#### INFORMATION SHOWN

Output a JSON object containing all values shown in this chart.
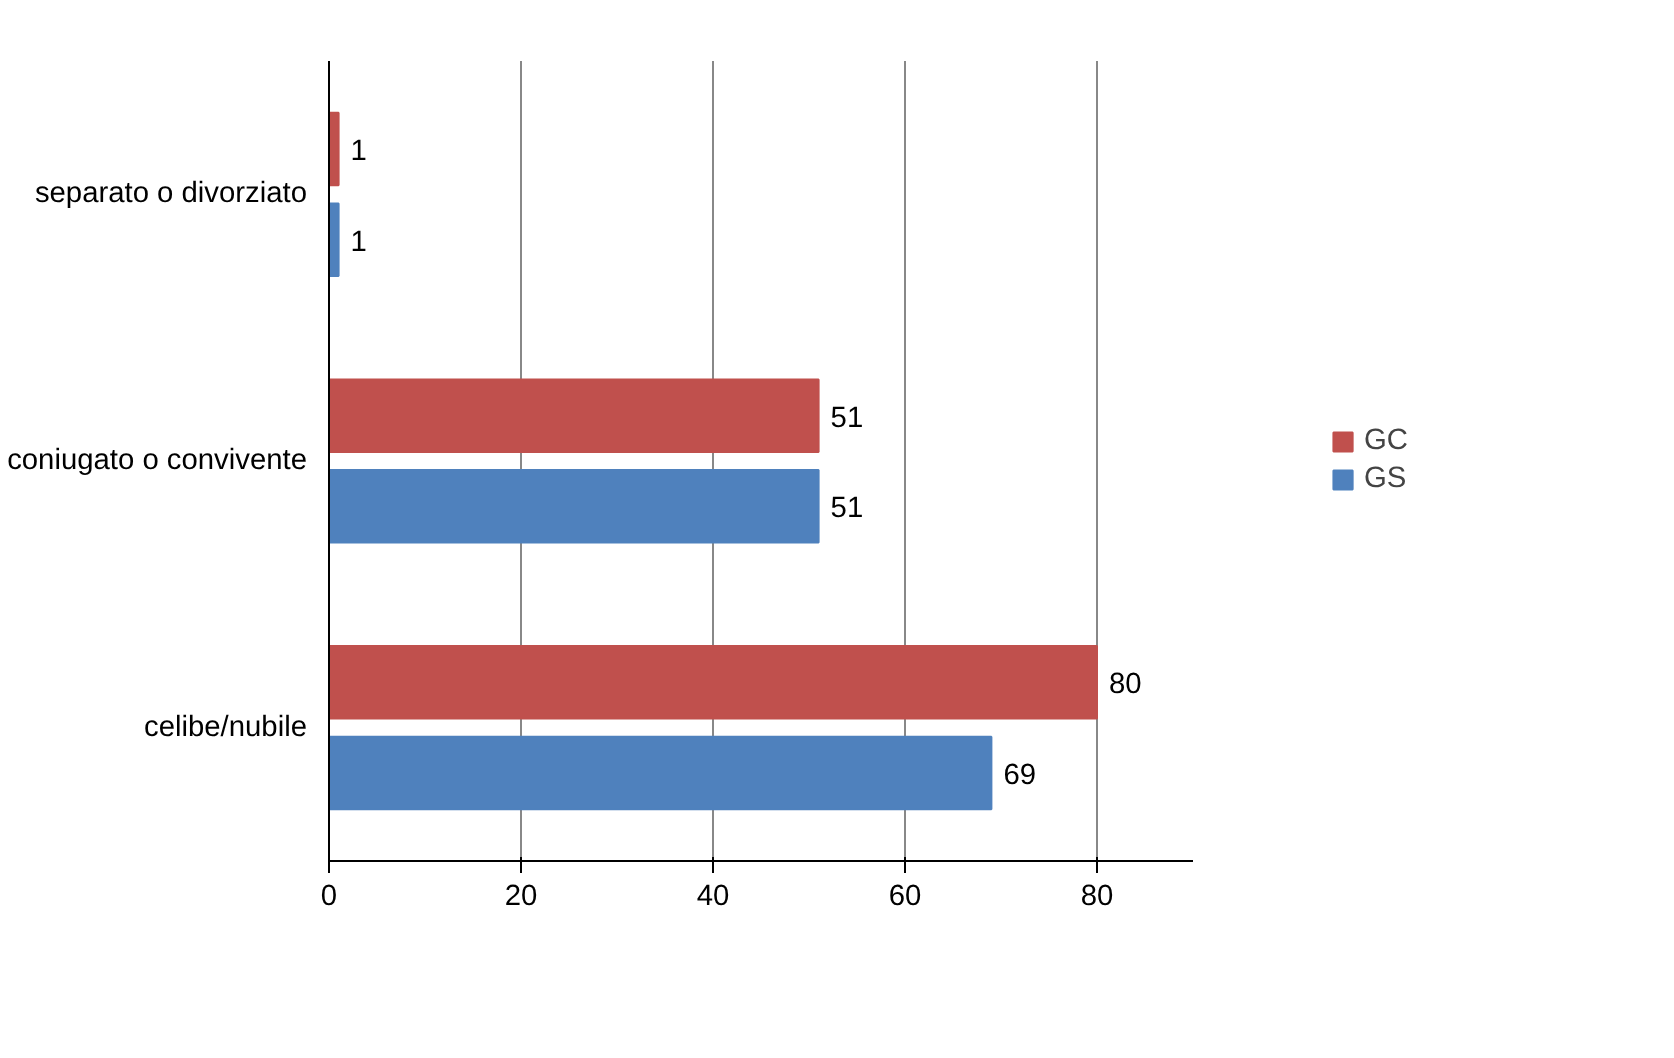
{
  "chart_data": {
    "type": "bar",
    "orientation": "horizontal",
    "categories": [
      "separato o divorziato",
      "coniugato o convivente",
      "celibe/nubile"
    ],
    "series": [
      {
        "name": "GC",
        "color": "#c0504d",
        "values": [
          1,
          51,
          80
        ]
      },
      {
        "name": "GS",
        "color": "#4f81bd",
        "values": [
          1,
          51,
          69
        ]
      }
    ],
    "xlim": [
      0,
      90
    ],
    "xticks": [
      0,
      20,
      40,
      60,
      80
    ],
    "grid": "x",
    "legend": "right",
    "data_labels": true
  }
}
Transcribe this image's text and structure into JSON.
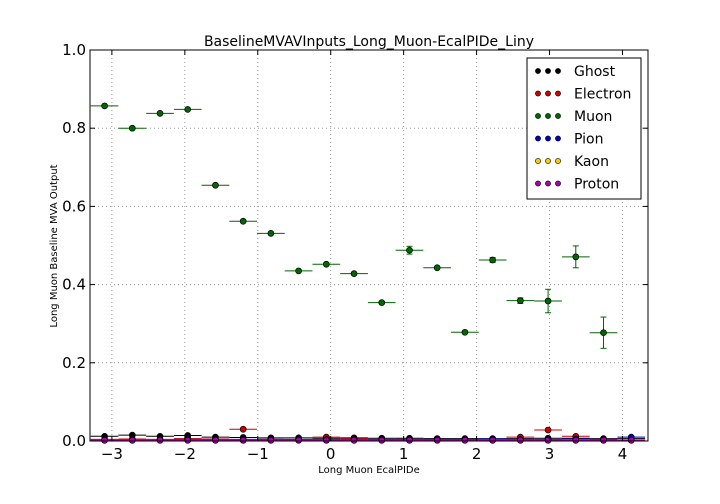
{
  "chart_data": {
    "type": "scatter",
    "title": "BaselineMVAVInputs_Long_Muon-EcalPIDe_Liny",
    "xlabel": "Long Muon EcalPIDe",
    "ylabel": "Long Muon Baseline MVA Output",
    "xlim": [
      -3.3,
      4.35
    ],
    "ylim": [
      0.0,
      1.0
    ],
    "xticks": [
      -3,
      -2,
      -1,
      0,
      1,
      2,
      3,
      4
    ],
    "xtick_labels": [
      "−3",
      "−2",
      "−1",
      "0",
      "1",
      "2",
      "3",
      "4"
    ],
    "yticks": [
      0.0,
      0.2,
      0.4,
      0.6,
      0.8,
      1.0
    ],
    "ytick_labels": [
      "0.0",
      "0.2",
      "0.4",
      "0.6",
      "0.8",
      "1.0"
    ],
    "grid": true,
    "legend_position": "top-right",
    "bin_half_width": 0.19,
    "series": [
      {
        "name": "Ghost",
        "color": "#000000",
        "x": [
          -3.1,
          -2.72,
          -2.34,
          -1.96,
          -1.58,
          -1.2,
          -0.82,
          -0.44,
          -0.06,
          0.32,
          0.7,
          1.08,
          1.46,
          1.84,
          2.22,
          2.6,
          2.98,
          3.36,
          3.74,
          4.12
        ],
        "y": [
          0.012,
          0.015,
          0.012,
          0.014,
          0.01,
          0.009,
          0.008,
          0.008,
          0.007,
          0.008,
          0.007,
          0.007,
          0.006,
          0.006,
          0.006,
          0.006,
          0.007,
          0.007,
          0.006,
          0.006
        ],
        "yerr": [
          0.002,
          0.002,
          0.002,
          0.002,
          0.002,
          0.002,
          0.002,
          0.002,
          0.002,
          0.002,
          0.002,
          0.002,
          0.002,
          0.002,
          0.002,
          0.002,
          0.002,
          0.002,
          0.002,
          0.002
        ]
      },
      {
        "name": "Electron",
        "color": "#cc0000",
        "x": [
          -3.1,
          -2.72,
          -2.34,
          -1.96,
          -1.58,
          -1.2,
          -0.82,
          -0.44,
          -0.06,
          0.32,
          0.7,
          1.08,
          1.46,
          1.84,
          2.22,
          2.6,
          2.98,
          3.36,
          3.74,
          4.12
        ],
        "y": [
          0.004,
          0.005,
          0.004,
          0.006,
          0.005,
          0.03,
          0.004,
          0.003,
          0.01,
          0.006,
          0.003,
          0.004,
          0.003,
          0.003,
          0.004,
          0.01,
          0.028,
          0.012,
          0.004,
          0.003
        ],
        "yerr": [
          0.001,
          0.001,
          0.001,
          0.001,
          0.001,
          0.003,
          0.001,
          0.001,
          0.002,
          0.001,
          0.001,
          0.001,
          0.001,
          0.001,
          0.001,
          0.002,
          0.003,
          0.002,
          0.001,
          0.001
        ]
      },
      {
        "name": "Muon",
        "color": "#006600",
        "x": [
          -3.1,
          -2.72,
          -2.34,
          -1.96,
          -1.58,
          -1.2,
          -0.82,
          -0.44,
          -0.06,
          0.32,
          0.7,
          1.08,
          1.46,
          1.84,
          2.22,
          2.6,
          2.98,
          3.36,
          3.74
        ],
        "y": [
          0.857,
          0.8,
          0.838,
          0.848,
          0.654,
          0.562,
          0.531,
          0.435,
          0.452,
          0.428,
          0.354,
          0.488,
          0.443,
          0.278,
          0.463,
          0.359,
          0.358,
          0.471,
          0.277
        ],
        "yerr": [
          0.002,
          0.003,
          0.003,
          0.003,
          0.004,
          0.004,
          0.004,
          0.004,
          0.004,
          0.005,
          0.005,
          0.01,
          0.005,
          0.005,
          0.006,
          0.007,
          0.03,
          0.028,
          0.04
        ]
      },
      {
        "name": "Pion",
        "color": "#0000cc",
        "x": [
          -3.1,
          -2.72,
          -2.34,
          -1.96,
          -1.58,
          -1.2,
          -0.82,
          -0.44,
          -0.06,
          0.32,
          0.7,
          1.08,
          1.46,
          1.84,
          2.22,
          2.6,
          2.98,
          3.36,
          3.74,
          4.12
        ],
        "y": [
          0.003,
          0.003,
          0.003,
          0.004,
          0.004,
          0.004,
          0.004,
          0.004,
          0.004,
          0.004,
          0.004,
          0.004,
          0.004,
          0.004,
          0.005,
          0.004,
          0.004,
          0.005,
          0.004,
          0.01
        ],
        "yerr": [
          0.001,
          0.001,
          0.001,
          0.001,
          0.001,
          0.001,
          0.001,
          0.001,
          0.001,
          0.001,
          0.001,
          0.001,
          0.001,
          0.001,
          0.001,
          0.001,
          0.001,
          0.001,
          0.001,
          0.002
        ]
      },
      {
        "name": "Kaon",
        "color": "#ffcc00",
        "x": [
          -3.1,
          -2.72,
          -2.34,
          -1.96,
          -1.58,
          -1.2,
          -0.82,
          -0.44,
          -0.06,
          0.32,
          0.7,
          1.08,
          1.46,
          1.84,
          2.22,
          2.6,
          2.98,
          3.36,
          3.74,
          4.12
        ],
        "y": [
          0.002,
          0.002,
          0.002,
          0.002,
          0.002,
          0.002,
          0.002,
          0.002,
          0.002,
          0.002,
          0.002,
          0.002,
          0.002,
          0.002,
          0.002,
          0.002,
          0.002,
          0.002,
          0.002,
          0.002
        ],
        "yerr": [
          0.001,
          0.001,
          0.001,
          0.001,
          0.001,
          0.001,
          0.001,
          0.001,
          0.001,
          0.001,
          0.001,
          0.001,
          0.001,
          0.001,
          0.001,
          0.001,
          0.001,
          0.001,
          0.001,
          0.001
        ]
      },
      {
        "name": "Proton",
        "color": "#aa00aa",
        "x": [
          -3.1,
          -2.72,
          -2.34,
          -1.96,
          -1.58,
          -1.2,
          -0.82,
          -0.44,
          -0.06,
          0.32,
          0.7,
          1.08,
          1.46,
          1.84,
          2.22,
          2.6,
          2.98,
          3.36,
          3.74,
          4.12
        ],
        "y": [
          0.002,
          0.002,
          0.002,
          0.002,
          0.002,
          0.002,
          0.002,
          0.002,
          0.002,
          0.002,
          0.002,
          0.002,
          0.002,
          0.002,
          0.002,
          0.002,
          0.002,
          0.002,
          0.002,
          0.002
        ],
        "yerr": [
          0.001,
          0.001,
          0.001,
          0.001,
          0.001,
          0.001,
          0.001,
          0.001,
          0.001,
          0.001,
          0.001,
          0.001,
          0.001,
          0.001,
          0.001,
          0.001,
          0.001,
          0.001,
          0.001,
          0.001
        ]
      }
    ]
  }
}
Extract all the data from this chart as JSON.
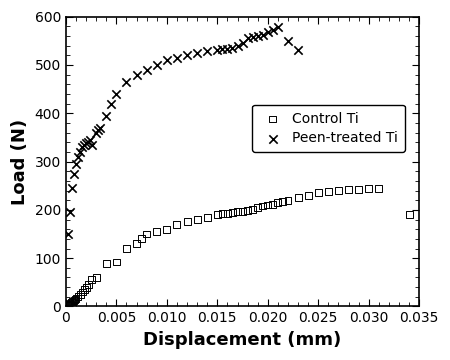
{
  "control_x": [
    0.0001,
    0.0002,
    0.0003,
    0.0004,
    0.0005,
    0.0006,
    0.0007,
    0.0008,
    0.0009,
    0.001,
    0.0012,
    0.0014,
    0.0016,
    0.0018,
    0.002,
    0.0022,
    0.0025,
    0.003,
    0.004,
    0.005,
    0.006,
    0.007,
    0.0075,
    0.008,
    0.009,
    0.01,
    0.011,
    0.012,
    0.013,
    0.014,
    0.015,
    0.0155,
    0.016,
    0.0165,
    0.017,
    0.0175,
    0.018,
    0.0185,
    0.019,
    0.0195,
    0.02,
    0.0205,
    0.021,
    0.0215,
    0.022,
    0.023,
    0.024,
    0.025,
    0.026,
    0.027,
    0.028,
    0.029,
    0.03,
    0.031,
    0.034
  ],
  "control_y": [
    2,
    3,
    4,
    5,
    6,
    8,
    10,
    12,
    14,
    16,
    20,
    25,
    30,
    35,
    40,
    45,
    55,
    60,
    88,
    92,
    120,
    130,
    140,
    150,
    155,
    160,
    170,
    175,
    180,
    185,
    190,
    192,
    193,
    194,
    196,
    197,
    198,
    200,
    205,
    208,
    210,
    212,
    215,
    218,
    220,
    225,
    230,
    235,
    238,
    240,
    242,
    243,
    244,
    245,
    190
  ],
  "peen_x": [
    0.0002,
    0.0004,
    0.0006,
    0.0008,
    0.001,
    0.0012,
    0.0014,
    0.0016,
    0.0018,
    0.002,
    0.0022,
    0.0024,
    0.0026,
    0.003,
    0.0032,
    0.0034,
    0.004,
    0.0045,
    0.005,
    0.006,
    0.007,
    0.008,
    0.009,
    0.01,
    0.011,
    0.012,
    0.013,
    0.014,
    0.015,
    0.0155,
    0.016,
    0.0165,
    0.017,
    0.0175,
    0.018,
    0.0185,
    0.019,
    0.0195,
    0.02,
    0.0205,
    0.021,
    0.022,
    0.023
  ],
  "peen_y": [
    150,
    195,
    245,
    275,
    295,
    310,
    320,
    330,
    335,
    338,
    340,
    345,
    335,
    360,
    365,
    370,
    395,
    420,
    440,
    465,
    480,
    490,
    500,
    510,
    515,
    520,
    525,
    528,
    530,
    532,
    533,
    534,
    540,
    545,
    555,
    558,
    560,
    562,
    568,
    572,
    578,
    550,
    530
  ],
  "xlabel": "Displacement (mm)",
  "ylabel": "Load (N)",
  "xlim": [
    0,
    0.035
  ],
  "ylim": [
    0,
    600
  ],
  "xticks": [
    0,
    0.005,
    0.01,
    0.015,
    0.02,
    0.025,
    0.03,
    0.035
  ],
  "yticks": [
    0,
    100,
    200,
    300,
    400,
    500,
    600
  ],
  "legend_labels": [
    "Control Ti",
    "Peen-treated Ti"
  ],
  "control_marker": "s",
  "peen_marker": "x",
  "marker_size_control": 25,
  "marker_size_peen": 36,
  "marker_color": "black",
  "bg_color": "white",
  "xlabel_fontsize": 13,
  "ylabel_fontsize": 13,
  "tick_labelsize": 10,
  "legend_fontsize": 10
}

########

From the listing above, find the number of lines with the word "name" in them. Answer with the number only.

EXERCISE RESPONSE. 8